- _What you will do_: Pull out every line of the data from the one containing "text: (+) SC DNA xyxy=(92,610,184,630)" down through the one containing "category-label: 0.5 xyxy=(420,404,444,424)", and reproduce them verbatim.

- _Supplied data_:
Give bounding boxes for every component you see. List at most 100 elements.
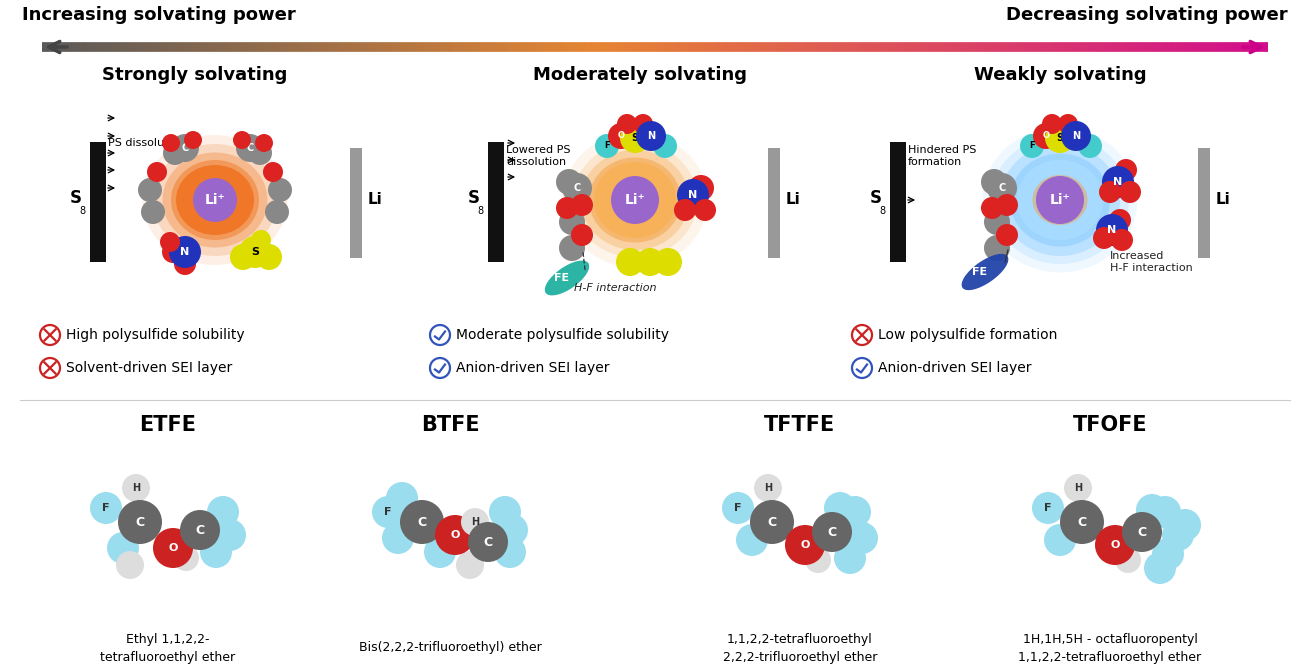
Circle shape (1064, 474, 1093, 502)
Text: Weakly solvating: Weakly solvating (973, 66, 1146, 84)
Circle shape (456, 551, 483, 579)
Text: N: N (1114, 177, 1123, 187)
Circle shape (1115, 547, 1141, 573)
Text: Ethyl 1,1,2,2-
tetrafluoroethyl ether: Ethyl 1,1,2,2- tetrafluoroethyl ether (101, 633, 236, 663)
Text: N: N (647, 131, 655, 141)
Ellipse shape (545, 260, 590, 295)
Text: S: S (252, 247, 259, 257)
Circle shape (383, 522, 414, 554)
Text: Solvent-driven SEI layer: Solvent-driven SEI layer (66, 361, 232, 375)
Ellipse shape (172, 160, 259, 240)
Circle shape (90, 492, 122, 524)
Circle shape (755, 474, 782, 502)
Circle shape (1136, 494, 1169, 526)
Circle shape (1151, 538, 1184, 570)
Text: Moderate polysulfide solubility: Moderate polysulfide solubility (456, 328, 669, 342)
Circle shape (610, 176, 659, 224)
Circle shape (1044, 524, 1076, 556)
Text: F: F (604, 141, 610, 151)
Circle shape (252, 230, 271, 250)
Circle shape (812, 512, 852, 552)
Circle shape (162, 141, 187, 165)
Circle shape (200, 536, 232, 568)
Circle shape (231, 244, 255, 270)
Circle shape (984, 209, 1010, 235)
Text: N: N (181, 247, 190, 257)
Text: TFOFE: TFOFE (1073, 415, 1148, 435)
Circle shape (424, 536, 456, 568)
Circle shape (996, 224, 1018, 246)
Circle shape (981, 197, 1003, 219)
Text: C: C (418, 515, 427, 529)
Circle shape (633, 114, 652, 134)
Circle shape (489, 496, 521, 528)
Ellipse shape (1017, 160, 1103, 240)
Text: C: C (1077, 515, 1086, 529)
Text: FE: FE (554, 273, 570, 283)
Text: Anion-driven SEI layer: Anion-driven SEI layer (878, 361, 1031, 375)
Circle shape (1020, 134, 1044, 158)
Circle shape (1115, 159, 1137, 181)
Circle shape (162, 241, 183, 263)
Circle shape (141, 200, 165, 224)
Circle shape (616, 248, 645, 276)
Bar (350, 148, 362, 258)
Bar (489, 142, 504, 262)
Circle shape (595, 134, 620, 158)
Text: PS dissolution: PS dissolution (107, 138, 186, 148)
Ellipse shape (982, 127, 1137, 272)
Circle shape (1034, 123, 1058, 149)
Text: Li⁺: Li⁺ (1049, 193, 1070, 207)
Circle shape (571, 194, 593, 216)
Ellipse shape (593, 162, 676, 238)
Circle shape (736, 524, 768, 556)
Bar (1199, 148, 1210, 258)
Text: S: S (1056, 133, 1064, 143)
Circle shape (233, 131, 252, 149)
Circle shape (1144, 552, 1176, 584)
Text: O: O (1043, 131, 1049, 141)
Circle shape (824, 492, 855, 524)
Text: N: N (1072, 131, 1079, 141)
Text: F: F (384, 507, 392, 517)
Ellipse shape (990, 136, 1129, 264)
Circle shape (635, 248, 664, 276)
Text: H: H (132, 483, 140, 493)
Circle shape (571, 224, 593, 246)
Text: C: C (246, 143, 254, 153)
Ellipse shape (562, 133, 707, 268)
Circle shape (179, 510, 220, 550)
Circle shape (238, 236, 271, 268)
Circle shape (400, 500, 444, 544)
Circle shape (269, 178, 292, 202)
Circle shape (1060, 500, 1104, 544)
Text: Li: Li (368, 193, 383, 207)
Text: C: C (768, 515, 777, 529)
Circle shape (236, 134, 265, 162)
Circle shape (117, 551, 144, 579)
Circle shape (372, 496, 403, 528)
Text: O: O (617, 131, 625, 141)
Circle shape (694, 199, 717, 221)
Circle shape (1121, 512, 1162, 552)
Ellipse shape (1032, 175, 1087, 225)
Text: 8: 8 (478, 206, 483, 216)
Ellipse shape (1000, 144, 1120, 256)
Circle shape (608, 123, 634, 149)
Circle shape (677, 179, 709, 211)
Circle shape (555, 169, 582, 195)
Circle shape (1162, 519, 1193, 551)
Ellipse shape (590, 157, 681, 242)
Text: Li⁺: Li⁺ (625, 193, 646, 207)
Circle shape (174, 253, 196, 275)
Text: C: C (181, 143, 189, 153)
Circle shape (183, 131, 202, 149)
Text: 8: 8 (80, 206, 86, 216)
Circle shape (118, 500, 162, 544)
Circle shape (248, 141, 272, 165)
Text: S: S (468, 189, 479, 207)
Circle shape (122, 474, 151, 502)
Circle shape (1110, 209, 1131, 231)
Bar (889, 142, 907, 262)
Text: O: O (451, 530, 460, 540)
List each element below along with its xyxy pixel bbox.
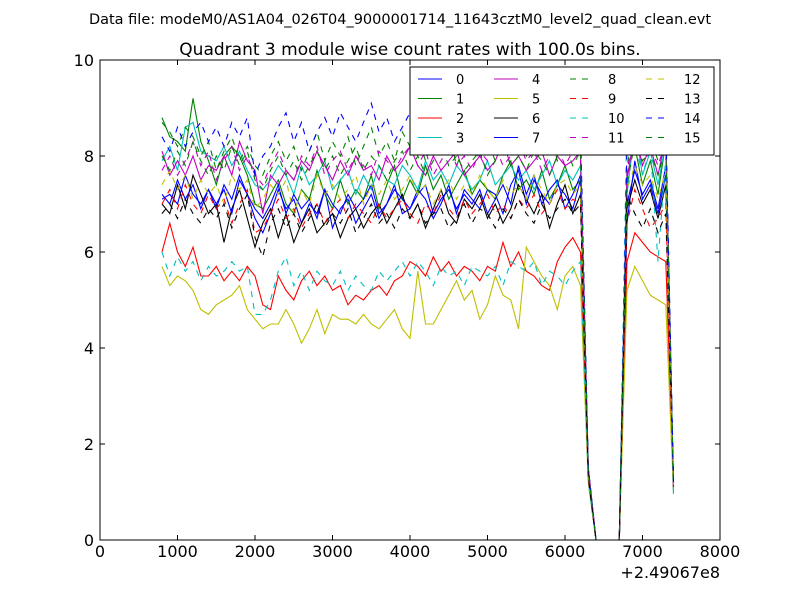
- legend-label-8: 8: [608, 73, 616, 88]
- legend-label-14: 14: [684, 112, 701, 127]
- x-tick-label: 5000: [467, 542, 508, 561]
- series-line-15: [161, 139, 675, 541]
- x-tick-label: 2000: [235, 542, 276, 561]
- legend-label-3: 3: [456, 132, 464, 147]
- x-tick-label: 7000: [622, 542, 663, 561]
- legend-label-9: 9: [608, 93, 616, 108]
- series-line-13: [161, 192, 675, 541]
- legend-label-13: 13: [684, 93, 701, 108]
- legend-label-15: 15: [684, 132, 701, 147]
- legend-label-6: 6: [532, 112, 540, 127]
- x-offset-label: +2.49067e8: [620, 563, 720, 582]
- y-tick-label: 10: [74, 51, 94, 70]
- legend-label-11: 11: [608, 132, 625, 147]
- y-tick-label: 8: [84, 147, 94, 166]
- y-tick-label: 4: [84, 339, 94, 358]
- legend-label-4: 4: [532, 73, 540, 88]
- x-tick-label: 1000: [157, 542, 198, 561]
- chart-title: Quadrant 3 module wise count rates with …: [179, 40, 640, 60]
- legend-label-5: 5: [532, 93, 540, 108]
- y-tick-label: 2: [84, 435, 94, 454]
- x-tick-label: 8000: [700, 542, 741, 561]
- x-tick-label: 0: [95, 542, 105, 561]
- legend-label-0: 0: [456, 73, 464, 88]
- legend-label-7: 7: [532, 132, 540, 147]
- series-line-9: [161, 183, 675, 541]
- series-line-5: [161, 245, 675, 541]
- y-tick-label: 0: [84, 531, 94, 550]
- legend-box: [409, 66, 715, 156]
- legend-label-10: 10: [608, 112, 625, 127]
- legend-label-12: 12: [684, 73, 701, 88]
- x-tick-label: 3000: [312, 542, 353, 561]
- series-layer: [161, 93, 675, 541]
- y-tick-label: 6: [84, 243, 94, 262]
- x-tick-label: 6000: [545, 542, 586, 561]
- legend-label-1: 1: [456, 93, 464, 108]
- legend-label-2: 2: [456, 112, 464, 127]
- x-tick-label: 4000: [390, 542, 431, 561]
- data-file-header: Data file: modeM0/AS1A04_026T04_90000017…: [89, 12, 711, 28]
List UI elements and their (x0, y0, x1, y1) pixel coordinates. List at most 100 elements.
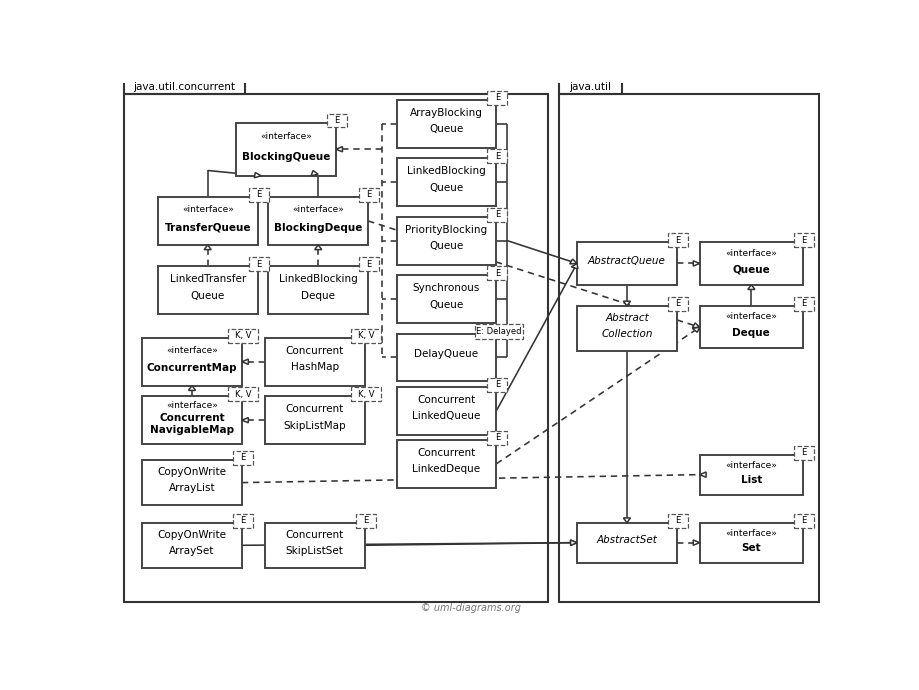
Bar (698, 523, 802, 562)
Bar (228, 329, 258, 343)
Text: E: E (675, 299, 680, 308)
Bar (142, 396, 242, 444)
Text: BlockingQueue: BlockingQueue (242, 152, 330, 161)
Bar (265, 338, 364, 386)
Text: «interface»: «interface» (724, 313, 777, 322)
Text: E: E (800, 235, 806, 245)
Bar (698, 242, 802, 285)
Bar (158, 197, 257, 245)
Bar (793, 514, 813, 528)
Text: TransferQueue: TransferQueue (165, 223, 251, 233)
Bar (248, 257, 268, 271)
Text: Concurrent: Concurrent (285, 404, 344, 414)
Bar (487, 91, 507, 105)
Bar (358, 257, 379, 271)
Text: Abstract: Abstract (605, 313, 648, 323)
Polygon shape (254, 172, 261, 178)
Text: Concurrent: Concurrent (159, 413, 224, 423)
Bar (351, 387, 380, 401)
Text: «interface»: «interface» (724, 529, 777, 538)
Bar (396, 275, 496, 323)
Text: Concurrent: Concurrent (285, 530, 344, 540)
Polygon shape (242, 417, 248, 423)
Bar (268, 266, 368, 314)
Text: ConcurrentMap: ConcurrentMap (146, 364, 237, 373)
Polygon shape (570, 540, 576, 545)
Bar (236, 123, 335, 176)
Bar (355, 514, 375, 528)
Bar (396, 217, 496, 264)
Bar (698, 306, 802, 348)
Text: E: E (366, 190, 371, 199)
Text: NavigableMap: NavigableMap (150, 426, 233, 435)
Text: Deque: Deque (301, 290, 335, 301)
Text: «interface»: «interface» (724, 248, 777, 258)
Polygon shape (692, 327, 698, 333)
Bar (233, 451, 253, 465)
Text: E: E (494, 210, 500, 219)
Text: CopyOnWrite: CopyOnWrite (157, 530, 226, 540)
Text: DelayQueue: DelayQueue (414, 350, 478, 359)
Text: E: Delayed: E: Delayed (476, 327, 521, 336)
Text: LinkedBlocking: LinkedBlocking (278, 274, 357, 284)
Text: LinkedQueue: LinkedQueue (412, 411, 481, 421)
Text: E: E (240, 453, 245, 462)
Bar (142, 523, 242, 568)
Bar (559, 95, 819, 602)
Bar (142, 338, 242, 386)
Text: E: E (800, 448, 806, 457)
Text: K, V: K, V (357, 390, 374, 399)
Bar (396, 100, 496, 148)
Polygon shape (698, 472, 705, 477)
Polygon shape (692, 323, 698, 328)
Text: ArrayBlocking: ArrayBlocking (410, 108, 482, 118)
Text: E: E (800, 516, 806, 525)
Bar (487, 208, 507, 221)
Text: LinkedDeque: LinkedDeque (412, 464, 480, 474)
Text: SkipListSet: SkipListSet (286, 546, 343, 555)
Polygon shape (188, 386, 196, 391)
Text: E: E (494, 433, 500, 442)
Bar (576, 242, 676, 285)
Text: E: E (494, 152, 500, 161)
Text: java.util.concurrent: java.util.concurrent (133, 82, 235, 92)
Text: Deque: Deque (732, 328, 769, 338)
Text: «interface»: «interface» (292, 205, 344, 214)
Text: Queue: Queue (429, 299, 463, 310)
Text: «interface»: «interface» (260, 132, 312, 141)
Bar (487, 431, 507, 444)
Text: List: List (740, 475, 761, 485)
Polygon shape (747, 285, 754, 290)
Polygon shape (311, 170, 318, 176)
Polygon shape (623, 518, 630, 523)
Text: K, V: K, V (357, 331, 374, 340)
Text: K, V: K, V (235, 331, 252, 340)
Bar (396, 386, 496, 435)
Text: Queue: Queue (429, 241, 463, 251)
Text: BlockingDeque: BlockingDeque (274, 223, 362, 233)
Polygon shape (314, 245, 322, 250)
Bar (123, 95, 547, 602)
Bar (396, 158, 496, 206)
Bar (396, 333, 496, 382)
Text: java.util: java.util (569, 82, 611, 92)
Bar (228, 387, 258, 401)
Text: © uml-diagrams.org: © uml-diagrams.org (421, 603, 521, 613)
Bar (265, 396, 364, 444)
Bar (233, 514, 253, 528)
Text: Set: Set (741, 543, 760, 553)
Text: «interface»: «interface» (724, 460, 777, 470)
Text: Queue: Queue (429, 183, 463, 193)
Bar (793, 297, 813, 310)
Text: HashMap: HashMap (290, 362, 338, 372)
Bar (667, 233, 687, 247)
Polygon shape (204, 245, 211, 250)
Bar (158, 266, 257, 314)
Bar (123, 79, 244, 95)
Bar (698, 455, 802, 495)
Bar (793, 446, 813, 460)
Text: «interface»: «interface» (182, 205, 233, 214)
Text: E: E (494, 268, 500, 277)
Bar (351, 329, 380, 343)
Text: ArraySet: ArraySet (169, 546, 214, 555)
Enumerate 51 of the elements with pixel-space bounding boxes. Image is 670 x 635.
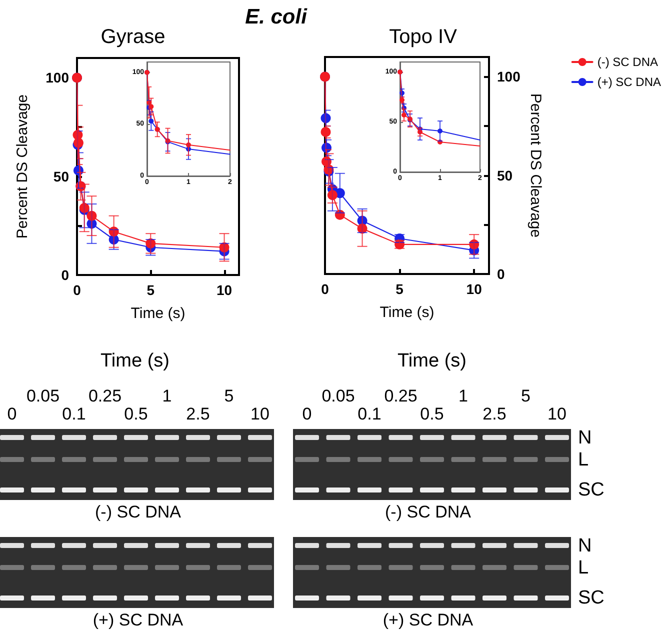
text: (+) SC DNA xyxy=(92,610,184,630)
x-axis-title: Time (s) xyxy=(130,305,186,322)
text: (+) SC DNA xyxy=(382,610,474,630)
category-label: 0 xyxy=(302,404,312,424)
text: Time (s) xyxy=(398,350,466,372)
category-label: 0 xyxy=(7,404,17,424)
category-label: 2.5 xyxy=(482,404,506,424)
category-label: 0.05 xyxy=(322,386,355,406)
y-tick-label: 0 xyxy=(61,267,70,283)
legend-label: (+) SC DNA xyxy=(597,75,662,89)
x-tick-label: 5 xyxy=(146,282,155,298)
category-label: 5 xyxy=(521,386,530,406)
category-label: 0.1 xyxy=(62,404,86,424)
category-label: 0.05 xyxy=(26,386,60,406)
text: E. coli xyxy=(245,6,307,28)
category-label: 5 xyxy=(224,386,234,406)
category-label: 0.5 xyxy=(420,404,444,424)
category-label: 1 xyxy=(162,386,172,406)
category-label: 0.25 xyxy=(384,386,418,406)
text: (-) SC DNA xyxy=(95,502,181,522)
chart-title: Gyrase xyxy=(100,26,166,48)
y-axis-title: Percent DS Cleavage xyxy=(14,94,31,239)
category-label: 0.5 xyxy=(124,404,148,424)
category-label: N xyxy=(578,535,592,556)
category-label: N xyxy=(578,427,592,448)
text: (-) SC DNA xyxy=(385,502,471,522)
category-label: 10 xyxy=(250,404,270,424)
y-tick-label: 50 xyxy=(53,168,70,184)
y2-tick-label: 100 xyxy=(497,68,521,85)
x-tick-label: 0 xyxy=(73,282,82,298)
legend-label: (-) SC DNA xyxy=(597,55,658,69)
category-label: 1 xyxy=(458,386,468,406)
category-label: 0.25 xyxy=(88,386,122,406)
y-tick-label: 100 xyxy=(46,70,70,86)
x-tick-label: 10 xyxy=(466,281,482,297)
category-label: SC xyxy=(578,480,604,501)
x-axis-title: Time (s) xyxy=(380,304,434,321)
x-tick-label: 0 xyxy=(321,281,330,297)
category-label: 2.5 xyxy=(186,404,210,424)
category-label: 0.1 xyxy=(358,404,382,424)
category-label: SC xyxy=(578,588,604,609)
chart-title: Topo IV xyxy=(389,26,458,48)
y2-tick-label: 0 xyxy=(497,266,505,282)
x-tick-label: 10 xyxy=(216,282,232,298)
y2-tick-label: 50 xyxy=(497,167,513,184)
text: Time (s) xyxy=(100,350,170,372)
x-tick-label: 5 xyxy=(396,281,404,297)
category-label: 10 xyxy=(548,404,566,424)
category-label: L xyxy=(578,557,589,578)
y2-axis-title: Percent DS Cleavage xyxy=(527,93,544,238)
category-label: L xyxy=(578,449,589,470)
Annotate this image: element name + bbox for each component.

- _Expected output_:
text: (+) SC DNA xyxy=(92,610,184,630)
x-axis-title: Time (s) xyxy=(130,305,186,322)
text: (+) SC DNA xyxy=(382,610,474,630)
category-label: 0 xyxy=(302,404,312,424)
text: Time (s) xyxy=(398,350,466,372)
category-label: 0 xyxy=(7,404,17,424)
category-label: 2.5 xyxy=(482,404,506,424)
category-label: 0.05 xyxy=(322,386,355,406)
y-tick-label: 0 xyxy=(61,267,70,283)
legend-label: (+) SC DNA xyxy=(597,75,662,89)
x-tick-label: 5 xyxy=(146,282,155,298)
category-label: 5 xyxy=(521,386,530,406)
category-label: 0.1 xyxy=(62,404,86,424)
category-label: 0.05 xyxy=(26,386,60,406)
text: E. coli xyxy=(245,6,307,28)
category-label: 5 xyxy=(224,386,234,406)
category-label: 0.5 xyxy=(420,404,444,424)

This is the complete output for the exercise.